===== Passage to read

U.S. Courts Order Payments to Victims

On September 10, 2018, a federal judge in Washington, D.C., ordered Iran to pay $104.7 million to victims of a June 1996 truck bombing on the Khobar Towers complex in Dhahran, Saudi Arabia, that killed 19 U.S. military personnel. Thirteen members of Hezbollah were indicted in federal court in June 2001 over their alleged roles in the attack. Chief Judge Beryl Howell entered a default judgment against Iran and the Islamic Revolutionary Guard Corps, which did not defend against claims over their alleged roles in the attack. Howell said plaintiffs could not collect punitive damages because the law did not allow them for attacks occurring before 2008. It is not clear if or how the judgment will be collected.

In December 2006, a federal judge in Washington, D.C., ordered Iran to pay $254.4 million to family members and the estates of 17 Americans who died in the attack, also in a default judgment.

On September 20, 2022, a U.S. court ordered Hezbollah to pay $111 million in damages to a group of Americans who sued, saying they were wounded by the group’s rockets during the 2006 war. The case was brought under the U.S. Anti-Terrorism Act and alleged that Hezbollah caused the plaintiffs physical and emotional injury and damaged their property.

==========
===== Listed entries

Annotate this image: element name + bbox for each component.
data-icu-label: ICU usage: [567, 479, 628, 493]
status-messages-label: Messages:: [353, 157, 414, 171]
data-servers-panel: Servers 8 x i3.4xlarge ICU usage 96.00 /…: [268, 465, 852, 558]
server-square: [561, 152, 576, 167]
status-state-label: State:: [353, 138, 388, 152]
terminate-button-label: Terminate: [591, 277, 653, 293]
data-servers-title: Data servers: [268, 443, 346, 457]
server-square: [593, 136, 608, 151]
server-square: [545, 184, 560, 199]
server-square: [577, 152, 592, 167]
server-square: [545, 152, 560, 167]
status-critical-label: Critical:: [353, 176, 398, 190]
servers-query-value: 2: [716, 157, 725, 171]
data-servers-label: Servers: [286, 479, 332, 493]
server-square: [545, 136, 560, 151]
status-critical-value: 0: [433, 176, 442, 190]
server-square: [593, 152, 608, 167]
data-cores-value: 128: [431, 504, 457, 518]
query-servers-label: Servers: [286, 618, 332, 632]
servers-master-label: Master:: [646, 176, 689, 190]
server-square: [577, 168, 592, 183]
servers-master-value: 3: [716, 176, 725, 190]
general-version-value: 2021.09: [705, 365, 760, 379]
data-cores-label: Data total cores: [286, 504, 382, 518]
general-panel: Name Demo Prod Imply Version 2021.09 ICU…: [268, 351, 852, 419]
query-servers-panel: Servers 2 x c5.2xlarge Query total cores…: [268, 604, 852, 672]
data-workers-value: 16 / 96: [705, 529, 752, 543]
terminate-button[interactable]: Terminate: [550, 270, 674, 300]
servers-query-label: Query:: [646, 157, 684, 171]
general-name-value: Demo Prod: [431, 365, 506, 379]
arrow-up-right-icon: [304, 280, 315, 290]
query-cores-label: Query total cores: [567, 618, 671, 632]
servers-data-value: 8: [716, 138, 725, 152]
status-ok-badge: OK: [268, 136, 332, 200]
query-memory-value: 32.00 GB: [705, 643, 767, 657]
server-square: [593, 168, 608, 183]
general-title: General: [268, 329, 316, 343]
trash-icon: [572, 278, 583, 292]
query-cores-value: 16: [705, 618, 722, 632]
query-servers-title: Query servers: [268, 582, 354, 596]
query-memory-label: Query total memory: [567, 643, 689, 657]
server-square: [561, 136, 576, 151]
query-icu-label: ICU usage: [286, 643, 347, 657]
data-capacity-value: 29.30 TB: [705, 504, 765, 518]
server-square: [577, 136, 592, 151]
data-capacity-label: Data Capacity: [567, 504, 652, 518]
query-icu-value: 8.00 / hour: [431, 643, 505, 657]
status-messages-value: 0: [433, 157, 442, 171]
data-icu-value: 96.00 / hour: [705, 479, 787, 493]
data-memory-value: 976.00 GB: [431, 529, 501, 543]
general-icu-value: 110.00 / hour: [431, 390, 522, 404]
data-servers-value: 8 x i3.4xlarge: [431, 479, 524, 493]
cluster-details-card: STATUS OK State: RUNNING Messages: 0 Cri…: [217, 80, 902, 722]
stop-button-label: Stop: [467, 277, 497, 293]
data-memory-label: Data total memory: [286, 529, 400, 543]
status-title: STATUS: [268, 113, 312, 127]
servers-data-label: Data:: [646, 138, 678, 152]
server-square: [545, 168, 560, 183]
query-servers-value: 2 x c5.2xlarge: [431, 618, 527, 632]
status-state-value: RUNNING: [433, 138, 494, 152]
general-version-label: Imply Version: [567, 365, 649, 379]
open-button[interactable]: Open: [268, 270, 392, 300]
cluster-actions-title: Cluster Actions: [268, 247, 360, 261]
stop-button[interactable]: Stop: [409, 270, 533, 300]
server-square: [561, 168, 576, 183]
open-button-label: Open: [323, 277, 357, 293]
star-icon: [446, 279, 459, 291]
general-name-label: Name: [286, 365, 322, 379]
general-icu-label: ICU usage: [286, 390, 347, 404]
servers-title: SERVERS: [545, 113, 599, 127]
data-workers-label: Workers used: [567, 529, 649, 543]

==========

▶ **Tasks to complete**
1. Reproduce the passage on court-ordered payments to victims, starting with "U.S. Courts Order" and going on through "will be collected.".
2. List every dollar amount that the passage on court-ordered payments to victims says a court ordered to be paid.

▶ **Problem solutions**
1.
U.S. Courts Order Payments to Victims

On September 10, 2018, a federal judge in Washington, D.C., ordered Iran to pay $104.7 million to victims of a June 1996 truck bombing on the Khobar Towers complex in Dhahran, Saudi Arabia, that killed 19 U.S. military personnel. Thirteen members of Hezbollah were indicted in federal court in June 2001 over their alleged roles in the attack. Chief Judge Beryl Howell entered a default judgment against Iran and the Islamic Revolutionary Guard Corps, which did not defend against claims over their alleged roles in the attack. Howell said plaintiffs could not collect punitive damages because the law did not allow them for attacks occurring before 2008. It is not clear if or how the judgment will be collected.

2.
- $104.7 million
- $254.4 million
- $111 million